Exercise brief
Set out every line bearing the string "Kanold".

# Information supplied start

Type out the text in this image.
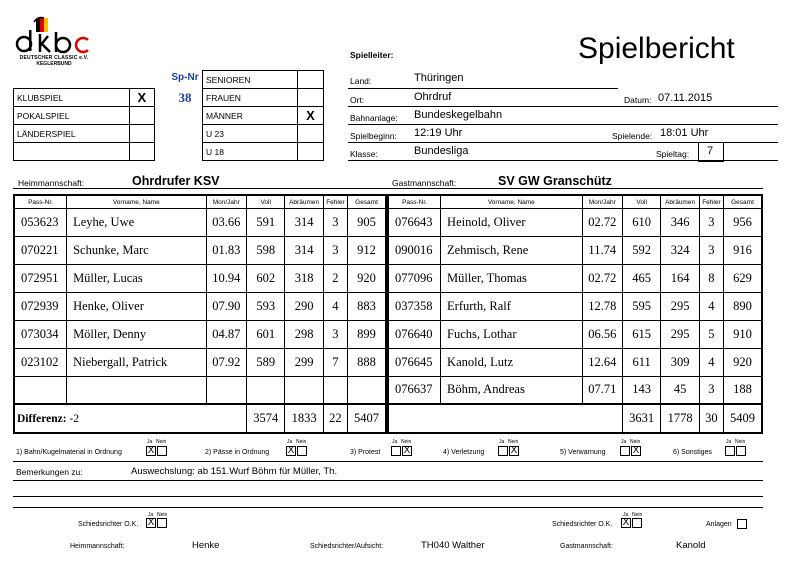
DEUTSCHER CLASSIC e.V.
KEGLERBUND
Spielleiter:	Spielbericht
KLUBSPIEL	X
POKALSPIEL	
LÄNDERSPIEL	

Sp-Nr
38
SENIOREN	
FRAUEN	
MÄNNER	X
U 23	
U 18	
Land:	Thüringen
Ort:	Ohrdruf	Datum: 07.11.2015
Bahnanlage: Bundeskegelbahn
Spielbeginn: 12:19 Uhr	Spielende: 18:01 Uhr
Klasse:	Bundesliga	Spieltag: 7
Heimmannschaft:	Ohrdrufer KSV	Gastmannschaft:	SV GW Granschütz
Pass-Nr.	Vorname, Name	Mon/Jahr	Voll	Abräumen	Fehler	Gesamt
053623	Leyhe, Uwe	03.66	591	314	3	905
070221	Schunke, Marc	01.83	598	314	3	912
072951	Müller, Lucas	10.94	602	318	2	920
072939	Henke, Oliver	07.90	593	290	4	883
073034	Möller, Denny	04.87	601	298	3	899
023102	Niebergall, Patrick	07.92	589	299	7	888

Differenz: -2			3574	1833	22	5407
Pass-Nr.	Vorname, Name	Mon/Jahr	Voll	Abräumen	Fehler	Gesamt
076643	Heinold, Oliver	02.72	610	346	3	956
090016	Zehmisch, Rene	11.74	592	324	3	916
077096	Müller, Thomas	02.72	465	164	8	629
037358	Erfurth, Ralf	12.78	595	295	4	890
076640	Fuchs, Lothar	06.56	615	295	5	910
076645	Kanold, Lutz	12.64	611	309	4	920
076637	Böhm, Andreas	07.71	143	45	3	188
			3631	1778	30	5409
1) Bahn/Kugelmaterial in Ordnung
Ja Nein
X	2) Pässe in Ordnung
Ja Nein
X	3) Protest
Ja Nein
X	4) Verletzung
Ja Nein
X	5) Verwarnung
Ja Nein
X	6) Sonstiges
Ja Nein
Bemerkungen zu:	Auswechslung: ab 151.Wurf Böhm für Müller, Th.
Ja Nein
Schiedsrichter O.K. X
Ja Nein
Schiedsrichter O.K. X	Anlagen
Heimmannschaft:	Henke	Schiedsrichter/Aufsicht:	TH040 Walther	Gastmannschaft:	Kanold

# Information supplied end

Response to the exercise
076645	Kanold, Lutz	12.64	611	309	4	920
Heimmannschaft:	Henke	Schiedsrichter/Aufsicht:	TH040 Walther	Gastmannschaft:	Kanold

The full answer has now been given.